= PAGE =
- - - - - - -

He had examined about 8,000 people charged with crimes before being asked by the Dallas judge on Feb. 18, 1974, to examine Smith to help determine his competence to stand trial.

Smith was brought from his cell to a small eighth-floor room furnished with a table and two chairs. He was given no choice about whether to talk with Grigson, no lawyer to advise him during the interview, and, according to the psychiatrist’s later testimony, he spoke freely about himself and the charges against him.

Grigson later said he spent about “an hour and a half or thereabouts” with Smith. “I don’t exactly recall. . . . His behavior was completely normal. He was very pleasant, very cooperative, very polite.”

Smith did not know that those 90 minutes would help determine whether he lived or died. This dawned on him and his lawyers a month later, after he was convicted of participation in the murder.

Smith was sentenced March 11, 1974. Grigson was the government’s only witness.
Under prosecution questioning, Grigson described his 90-minute interview with Smith: “The one significant fact which was present was i could find absolutely no signs of any remorse or any type of guilt feelings.”

Then, for the benefit of the jury, he defined sociopaths “as . . . individuals that do not have a conscience that most of us develop at an early age. They have no . . . guilt feelings, remorse feelings.”

Then, in a routine that would become the standard exchange between Grigson and prosecuting lawyers, the questioning zeroed in on the subject:

Question: “You’re saying he [smith] is a very severe sociopath?”

Answer: “Yes, sir, I am.”

Question: “No conscience, no remorse, no guilt feelings?”

Answer: “No. He has none.”

Question: “Now, Dr. Grigson, what is your prognosis in this case?”

Answer: “Oh. He will continue his previous behavior, that which he has done in the past. He will again do it in the future. . . . If anything, it would only get worse.

- - - - - - -

= EXERCISE DIRECTIONS =
Summarize the excerpt about Grigson's interview with Smith in two sentences. Rely only on the excerpt itself, not on outside knowledge.

= RECORDED DATA =

- - - - - - -

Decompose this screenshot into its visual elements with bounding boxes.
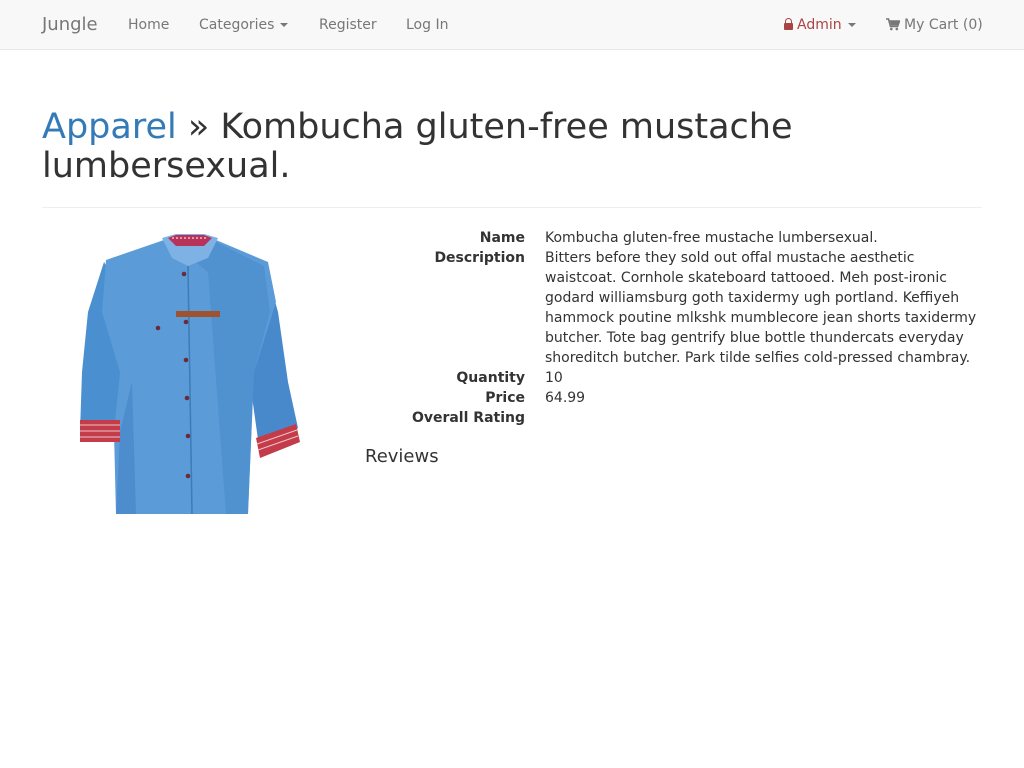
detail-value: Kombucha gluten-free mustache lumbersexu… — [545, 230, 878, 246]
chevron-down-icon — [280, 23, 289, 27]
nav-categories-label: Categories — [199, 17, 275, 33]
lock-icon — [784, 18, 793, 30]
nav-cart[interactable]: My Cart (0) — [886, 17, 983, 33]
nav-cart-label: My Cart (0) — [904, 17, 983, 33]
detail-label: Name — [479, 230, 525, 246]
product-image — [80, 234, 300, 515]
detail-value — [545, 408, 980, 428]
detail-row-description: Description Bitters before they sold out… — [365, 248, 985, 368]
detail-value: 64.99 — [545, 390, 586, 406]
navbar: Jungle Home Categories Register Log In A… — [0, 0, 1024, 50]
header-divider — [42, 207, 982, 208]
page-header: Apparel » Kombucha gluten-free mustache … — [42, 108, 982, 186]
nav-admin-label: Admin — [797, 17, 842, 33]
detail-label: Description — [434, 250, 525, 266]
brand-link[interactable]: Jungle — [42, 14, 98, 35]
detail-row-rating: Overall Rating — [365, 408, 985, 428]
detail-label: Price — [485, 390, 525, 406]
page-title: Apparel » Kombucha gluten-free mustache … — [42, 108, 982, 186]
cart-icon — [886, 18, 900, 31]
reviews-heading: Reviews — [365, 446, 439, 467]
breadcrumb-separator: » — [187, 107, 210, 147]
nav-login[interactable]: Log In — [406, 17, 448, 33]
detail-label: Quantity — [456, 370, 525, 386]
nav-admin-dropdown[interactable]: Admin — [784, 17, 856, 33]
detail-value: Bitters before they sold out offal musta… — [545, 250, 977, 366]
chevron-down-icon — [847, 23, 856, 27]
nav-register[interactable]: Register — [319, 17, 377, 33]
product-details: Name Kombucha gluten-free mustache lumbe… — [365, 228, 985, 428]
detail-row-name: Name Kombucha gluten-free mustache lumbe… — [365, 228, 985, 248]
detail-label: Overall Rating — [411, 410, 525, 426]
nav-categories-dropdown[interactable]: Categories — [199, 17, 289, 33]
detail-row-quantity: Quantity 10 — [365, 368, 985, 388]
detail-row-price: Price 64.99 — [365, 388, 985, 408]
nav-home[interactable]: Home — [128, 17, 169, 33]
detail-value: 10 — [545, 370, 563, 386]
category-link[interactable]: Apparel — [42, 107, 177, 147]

- - - - - - -

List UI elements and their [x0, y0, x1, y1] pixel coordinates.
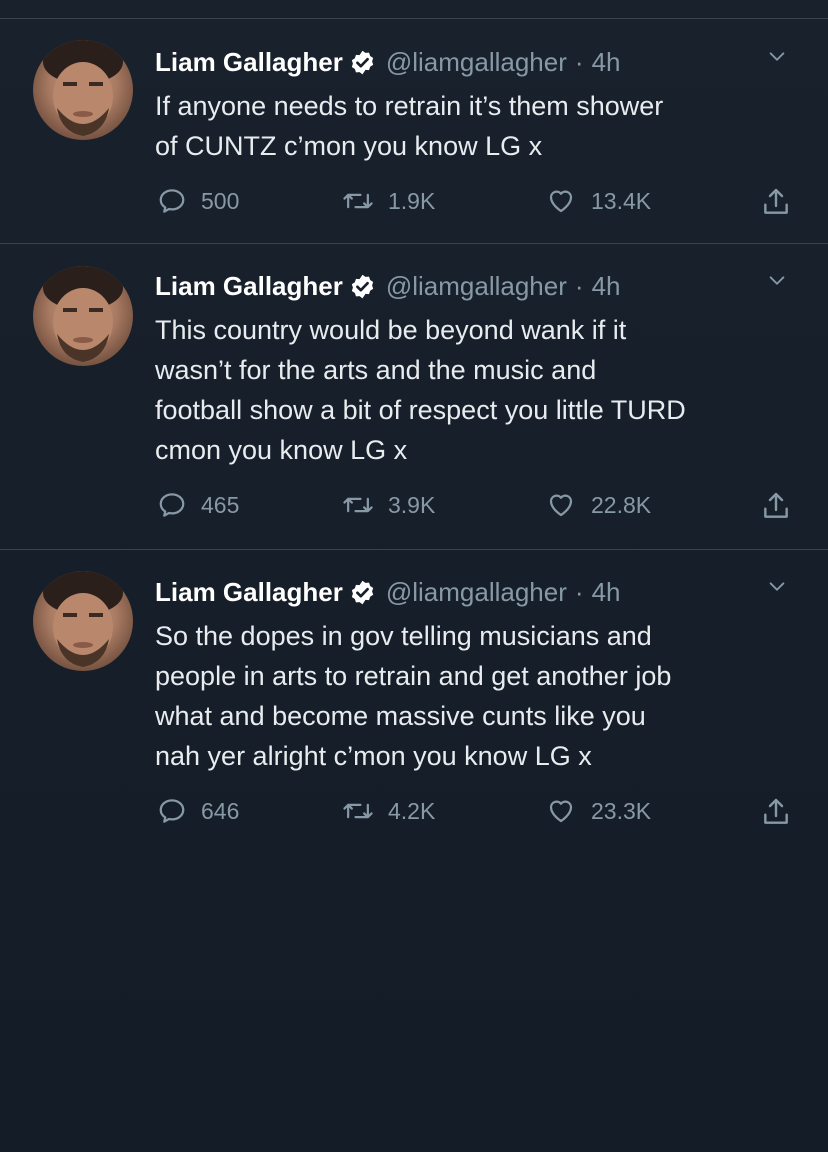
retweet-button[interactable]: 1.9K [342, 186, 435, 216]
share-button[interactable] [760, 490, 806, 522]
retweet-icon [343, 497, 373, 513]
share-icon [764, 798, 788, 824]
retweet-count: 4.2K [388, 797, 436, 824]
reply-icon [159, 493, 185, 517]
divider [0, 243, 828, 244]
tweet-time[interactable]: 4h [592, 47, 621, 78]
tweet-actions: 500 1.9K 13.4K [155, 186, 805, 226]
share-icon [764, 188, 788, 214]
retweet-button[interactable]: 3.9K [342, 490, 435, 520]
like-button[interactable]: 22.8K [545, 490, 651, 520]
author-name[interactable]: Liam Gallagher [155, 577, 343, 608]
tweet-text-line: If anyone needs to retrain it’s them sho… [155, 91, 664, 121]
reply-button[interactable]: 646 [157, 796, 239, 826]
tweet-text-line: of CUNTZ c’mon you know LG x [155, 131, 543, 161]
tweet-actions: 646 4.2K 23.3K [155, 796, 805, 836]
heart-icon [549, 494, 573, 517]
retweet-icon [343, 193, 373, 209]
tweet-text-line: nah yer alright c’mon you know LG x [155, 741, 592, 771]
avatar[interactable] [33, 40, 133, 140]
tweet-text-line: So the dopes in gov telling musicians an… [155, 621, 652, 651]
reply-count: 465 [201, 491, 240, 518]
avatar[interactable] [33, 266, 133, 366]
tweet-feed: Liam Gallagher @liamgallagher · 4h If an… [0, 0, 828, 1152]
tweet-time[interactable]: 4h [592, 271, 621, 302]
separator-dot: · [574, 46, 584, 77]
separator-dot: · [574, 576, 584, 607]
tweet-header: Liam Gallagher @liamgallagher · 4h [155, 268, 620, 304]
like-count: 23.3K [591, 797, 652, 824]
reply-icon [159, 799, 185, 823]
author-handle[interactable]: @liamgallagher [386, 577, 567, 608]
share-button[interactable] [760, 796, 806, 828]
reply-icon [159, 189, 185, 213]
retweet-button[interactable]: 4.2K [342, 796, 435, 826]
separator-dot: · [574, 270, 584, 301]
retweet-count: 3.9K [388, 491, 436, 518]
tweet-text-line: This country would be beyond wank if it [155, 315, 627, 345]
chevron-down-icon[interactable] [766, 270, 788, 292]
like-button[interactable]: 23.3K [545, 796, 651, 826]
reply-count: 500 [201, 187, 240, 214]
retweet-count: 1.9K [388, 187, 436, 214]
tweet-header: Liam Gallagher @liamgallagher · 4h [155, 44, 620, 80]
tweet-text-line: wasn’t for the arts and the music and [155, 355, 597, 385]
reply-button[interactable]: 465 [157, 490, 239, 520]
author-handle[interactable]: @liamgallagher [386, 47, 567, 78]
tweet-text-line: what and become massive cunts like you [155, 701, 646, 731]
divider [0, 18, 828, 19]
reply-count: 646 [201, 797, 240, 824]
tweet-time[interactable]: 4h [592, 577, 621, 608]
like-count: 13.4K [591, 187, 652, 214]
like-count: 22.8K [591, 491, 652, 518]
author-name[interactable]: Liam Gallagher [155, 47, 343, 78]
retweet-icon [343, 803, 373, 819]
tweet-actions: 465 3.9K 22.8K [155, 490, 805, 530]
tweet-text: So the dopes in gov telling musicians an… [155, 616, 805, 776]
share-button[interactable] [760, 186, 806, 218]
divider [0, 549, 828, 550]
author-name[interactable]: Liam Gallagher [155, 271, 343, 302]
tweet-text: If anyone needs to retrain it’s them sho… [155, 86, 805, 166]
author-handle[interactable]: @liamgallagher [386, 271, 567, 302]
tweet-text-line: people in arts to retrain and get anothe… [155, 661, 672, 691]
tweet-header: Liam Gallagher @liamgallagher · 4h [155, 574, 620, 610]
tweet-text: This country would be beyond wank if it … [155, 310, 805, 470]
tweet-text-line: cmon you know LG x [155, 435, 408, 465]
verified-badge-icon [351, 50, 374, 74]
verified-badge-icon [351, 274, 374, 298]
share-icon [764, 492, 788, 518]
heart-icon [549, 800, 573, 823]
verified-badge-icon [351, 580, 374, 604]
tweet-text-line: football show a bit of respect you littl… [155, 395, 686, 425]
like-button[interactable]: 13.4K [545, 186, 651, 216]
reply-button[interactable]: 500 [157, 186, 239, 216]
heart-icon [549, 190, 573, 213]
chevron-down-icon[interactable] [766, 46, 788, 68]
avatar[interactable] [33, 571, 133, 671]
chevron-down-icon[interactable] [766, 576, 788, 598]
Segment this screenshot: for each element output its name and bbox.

- - - - - - -

= ANSWER TO THIS TASK =
After a Dallas judge asked psychiatrist Grigson on Feb. 18, 1974, to assess Smith's competence to stand trial, Smith spoke freely with him for about 90 minutes without a lawyer, not knowing that the interview would help determine whether he lived or died. At Smith's sentencing on March 11, 1974, Grigson was the government's only witness and testified that Smith showed no remorse, was a very severe sociopath, and would repeat his past behavior in the future.